▶ **Excerpts from a figure dataset**:
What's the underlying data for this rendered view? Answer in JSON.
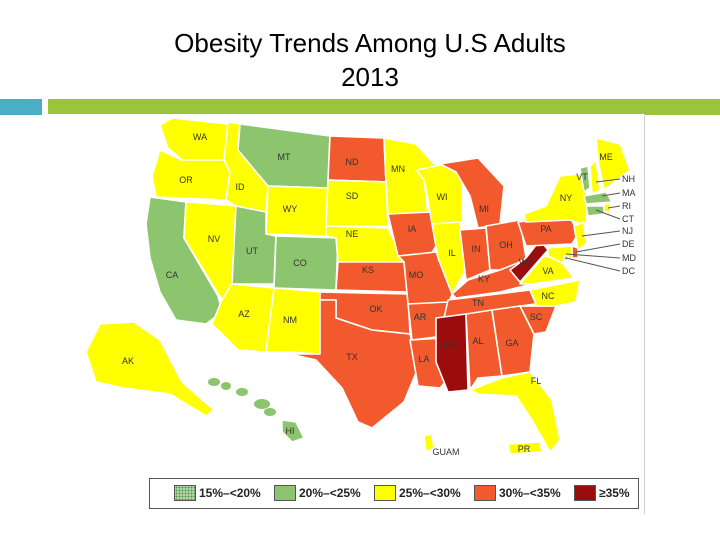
{
  "title": "Obesity Trends Among U.S Adults",
  "year": "2013",
  "colors": {
    "accent_left": "#4aaec6",
    "accent_right": "#9bc43c",
    "green": "#8dc46e",
    "yellow": "#ffff00",
    "orange": "#f25a2e",
    "darkred": "#9b0d0d",
    "lightgreen": "#c6e3b3"
  },
  "legend": [
    {
      "label": "15%–<20%",
      "swatch": "lightgreen"
    },
    {
      "label": "20%–<25%",
      "swatch": "green"
    },
    {
      "label": "25%–<30%",
      "swatch": "yellow"
    },
    {
      "label": "30%–<35%",
      "swatch": "orange"
    },
    {
      "label": "≥35%",
      "swatch": "darkred"
    }
  ],
  "states": {
    "WA": {
      "label": "WA",
      "cat": "yellow"
    },
    "OR": {
      "label": "OR",
      "cat": "yellow"
    },
    "CA": {
      "label": "CA",
      "cat": "green"
    },
    "NV": {
      "label": "NV",
      "cat": "yellow"
    },
    "ID": {
      "label": "ID",
      "cat": "yellow"
    },
    "MT": {
      "label": "MT",
      "cat": "green"
    },
    "WY": {
      "label": "WY",
      "cat": "yellow"
    },
    "UT": {
      "label": "UT",
      "cat": "green"
    },
    "CO": {
      "label": "CO",
      "cat": "green"
    },
    "AZ": {
      "label": "AZ",
      "cat": "yellow"
    },
    "NM": {
      "label": "NM",
      "cat": "yellow"
    },
    "ND": {
      "label": "ND",
      "cat": "orange"
    },
    "SD": {
      "label": "SD",
      "cat": "yellow"
    },
    "NE": {
      "label": "NE",
      "cat": "yellow"
    },
    "KS": {
      "label": "KS",
      "cat": "orange"
    },
    "OK": {
      "label": "OK",
      "cat": "orange"
    },
    "TX": {
      "label": "TX",
      "cat": "orange"
    },
    "MN": {
      "label": "MN",
      "cat": "yellow"
    },
    "IA": {
      "label": "IA",
      "cat": "orange"
    },
    "MO": {
      "label": "MO",
      "cat": "orange"
    },
    "AR": {
      "label": "AR",
      "cat": "orange"
    },
    "LA": {
      "label": "LA",
      "cat": "orange"
    },
    "WI": {
      "label": "WI",
      "cat": "yellow"
    },
    "IL": {
      "label": "IL",
      "cat": "yellow"
    },
    "MI": {
      "label": "MI",
      "cat": "orange"
    },
    "IN": {
      "label": "IN",
      "cat": "orange"
    },
    "OH": {
      "label": "OH",
      "cat": "orange"
    },
    "KY": {
      "label": "KY",
      "cat": "orange"
    },
    "TN": {
      "label": "TN",
      "cat": "orange"
    },
    "MS": {
      "label": "MS",
      "cat": "darkred"
    },
    "AL": {
      "label": "AL",
      "cat": "orange"
    },
    "GA": {
      "label": "GA",
      "cat": "orange"
    },
    "FL": {
      "label": "FL",
      "cat": "yellow"
    },
    "SC": {
      "label": "SC",
      "cat": "orange"
    },
    "NC": {
      "label": "NC",
      "cat": "yellow"
    },
    "VA": {
      "label": "VA",
      "cat": "yellow"
    },
    "WV": {
      "label": "WV",
      "cat": "darkred"
    },
    "PA": {
      "label": "PA",
      "cat": "orange"
    },
    "NY": {
      "label": "NY",
      "cat": "yellow"
    },
    "VT": {
      "label": "VT",
      "cat": "green"
    },
    "NH": {
      "label": "NH",
      "cat": "yellow"
    },
    "ME": {
      "label": "ME",
      "cat": "yellow"
    },
    "MA": {
      "label": "MA",
      "cat": "green"
    },
    "RI": {
      "label": "RI",
      "cat": "yellow"
    },
    "CT": {
      "label": "CT",
      "cat": "green"
    },
    "NJ": {
      "label": "NJ",
      "cat": "yellow"
    },
    "DE": {
      "label": "DE",
      "cat": "orange"
    },
    "MD": {
      "label": "MD",
      "cat": "yellow"
    },
    "DC": {
      "label": "DC",
      "cat": "green"
    },
    "AK": {
      "label": "AK",
      "cat": "yellow"
    },
    "HI": {
      "label": "HI",
      "cat": "green"
    },
    "GUAM": {
      "label": "GUAM",
      "cat": "yellow"
    },
    "PR": {
      "label": "PR",
      "cat": "yellow"
    }
  }
}
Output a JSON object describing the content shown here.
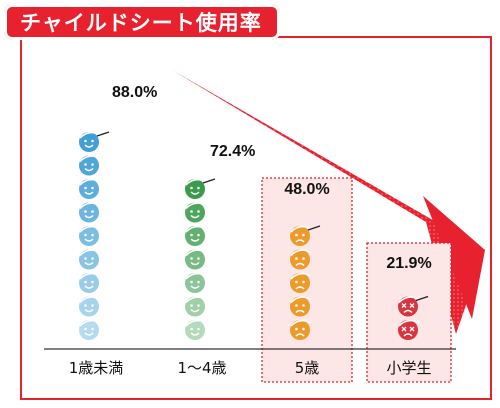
{
  "title": "チャイルドシート使用率",
  "colors": {
    "accent": "#e8212f",
    "highlight_box": "#fde6e6",
    "infant": "#3f9fd6",
    "toddler": "#3a9b4c",
    "age5": "#ec9a2a",
    "school": "#d9343f"
  },
  "icons": {
    "infant": "smiling-face-icon",
    "toddler": "smiling-face-icon",
    "age5": "sad-face-icon",
    "school": "dizzy-face-icon"
  },
  "chart_data": {
    "type": "bar",
    "title": "チャイルドシート使用率",
    "categories": [
      "1歳未満",
      "1〜4歳",
      "5歳",
      "小学生"
    ],
    "values": [
      88.0,
      72.4,
      48.0,
      21.9
    ],
    "value_labels": [
      "88.0%",
      "72.4%",
      "48.0%",
      "21.9%"
    ],
    "unit": "%",
    "ylim": [
      0,
      100
    ],
    "grid": false,
    "legend": "none",
    "highlighted_categories": [
      "5歳",
      "小学生"
    ],
    "trend_arrow": "decreasing"
  }
}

▶ **Exercise directions**: Repeat the lines above exactly, and keep every picture out.

▶ **Right answer**:
What's the underlying data for this rendered view? Answer in JSON.
{
  "title": "Obesity Trends Among U.S Adults",
  "year": "2013",
  "colors": {
    "accent_left": "#4aaec6",
    "accent_right": "#9bc43c",
    "green": "#8dc46e",
    "yellow": "#ffff00",
    "orange": "#f25a2e",
    "darkred": "#9b0d0d",
    "lightgreen": "#c6e3b3"
  },
  "legend": [
    {
      "label": "15%–<20%",
      "swatch": "lightgreen"
    },
    {
      "label": "20%–<25%",
      "swatch": "green"
    },
    {
      "label": "25%–<30%",
      "swatch": "yellow"
    },
    {
      "label": "30%–<35%",
      "swatch": "orange"
    },
    {
      "label": "≥35%",
      "swatch": "darkred"
    }
  ],
  "states": {
    "WA": {
      "label": "WA",
      "cat": "yellow"
    },
    "OR": {
      "label": "OR",
      "cat": "yellow"
    },
    "CA": {
      "label": "CA",
      "cat": "green"
    },
    "NV": {
      "label": "NV",
      "cat": "yellow"
    },
    "ID": {
      "label": "ID",
      "cat": "yellow"
    },
    "MT": {
      "label": "MT",
      "cat": "green"
    },
    "WY": {
      "label": "WY",
      "cat": "yellow"
    },
    "UT": {
      "label": "UT",
      "cat": "green"
    },
    "CO": {
      "label": "CO",
      "cat": "green"
    },
    "AZ": {
      "label": "AZ",
      "cat": "yellow"
    },
    "NM": {
      "label": "NM",
      "cat": "yellow"
    },
    "ND": {
      "label": "ND",
      "cat": "orange"
    },
    "SD": {
      "label": "SD",
      "cat": "yellow"
    },
    "NE": {
      "label": "NE",
      "cat": "yellow"
    },
    "KS": {
      "label": "KS",
      "cat": "orange"
    },
    "OK": {
      "label": "OK",
      "cat": "orange"
    },
    "TX": {
      "label": "TX",
      "cat": "orange"
    },
    "MN": {
      "label": "MN",
      "cat": "yellow"
    },
    "IA": {
      "label": "IA",
      "cat": "orange"
    },
    "MO": {
      "label": "MO",
      "cat": "orange"
    },
    "AR": {
      "label": "AR",
      "cat": "orange"
    },
    "LA": {
      "label": "LA",
      "cat": "orange"
    },
    "WI": {
      "label": "WI",
      "cat": "yellow"
    },
    "IL": {
      "label": "IL",
      "cat": "yellow"
    },
    "MI": {
      "label": "MI",
      "cat": "orange"
    },
    "IN": {
      "label": "IN",
      "cat": "orange"
    },
    "OH": {
      "label": "OH",
      "cat": "orange"
    },
    "KY": {
      "label": "KY",
      "cat": "orange"
    },
    "TN": {
      "label": "TN",
      "cat": "orange"
    },
    "MS": {
      "label": "MS",
      "cat": "darkred"
    },
    "AL": {
      "label": "AL",
      "cat": "orange"
    },
    "GA": {
      "label": "GA",
      "cat": "orange"
    },
    "FL": {
      "label": "FL",
      "cat": "yellow"
    },
    "SC": {
      "label": "SC",
      "cat": "orange"
    },
    "NC": {
      "label": "NC",
      "cat": "yellow"
    },
    "VA": {
      "label": "VA",
      "cat": "yellow"
    },
    "WV": {
      "label": "WV",
      "cat": "darkred"
    },
    "PA": {
      "label": "PA",
      "cat": "orange"
    },
    "NY": {
      "label": "NY",
      "cat": "yellow"
    },
    "VT": {
      "label": "VT",
      "cat": "green"
    },
    "NH": {
      "label": "NH",
      "cat": "yellow"
    },
    "ME": {
      "label": "ME",
      "cat": "yellow"
    },
    "MA": {
      "label": "MA",
      "cat": "green"
    },
    "RI": {
      "label": "RI",
      "cat": "yellow"
    },
    "CT": {
      "label": "CT",
      "cat": "green"
    },
    "NJ": {
      "label": "NJ",
      "cat": "yellow"
    },
    "DE": {
      "label": "DE",
      "cat": "orange"
    },
    "MD": {
      "label": "MD",
      "cat": "yellow"
    },
    "DC": {
      "label": "DC",
      "cat": "green"
    },
    "AK": {
      "label": "AK",
      "cat": "yellow"
    },
    "HI": {
      "label": "HI",
      "cat": "green"
    },
    "GUAM": {
      "label": "GUAM",
      "cat": "yellow"
    },
    "PR": {
      "label": "PR",
      "cat": "yellow"
    }
  }
}
Output a JSON object describing the content shown here.
{
  "title": "チャイルドシート使用率",
  "colors": {
    "accent": "#e8212f",
    "highlight_box": "#fde6e6",
    "infant": "#3f9fd6",
    "toddler": "#3a9b4c",
    "age5": "#ec9a2a",
    "school": "#d9343f"
  },
  "icons": {
    "infant": "smiling-face-icon",
    "toddler": "smiling-face-icon",
    "age5": "sad-face-icon",
    "school": "dizzy-face-icon"
  },
  "chart_data": {
    "type": "bar",
    "title": "チャイルドシート使用率",
    "categories": [
      "1歳未満",
      "1〜4歳",
      "5歳",
      "小学生"
    ],
    "values": [
      88.0,
      72.4,
      48.0,
      21.9
    ],
    "value_labels": [
      "88.0%",
      "72.4%",
      "48.0%",
      "21.9%"
    ],
    "unit": "%",
    "ylim": [
      0,
      100
    ],
    "grid": false,
    "legend": "none",
    "highlighted_categories": [
      "5歳",
      "小学生"
    ],
    "trend_arrow": "decreasing"
  }
}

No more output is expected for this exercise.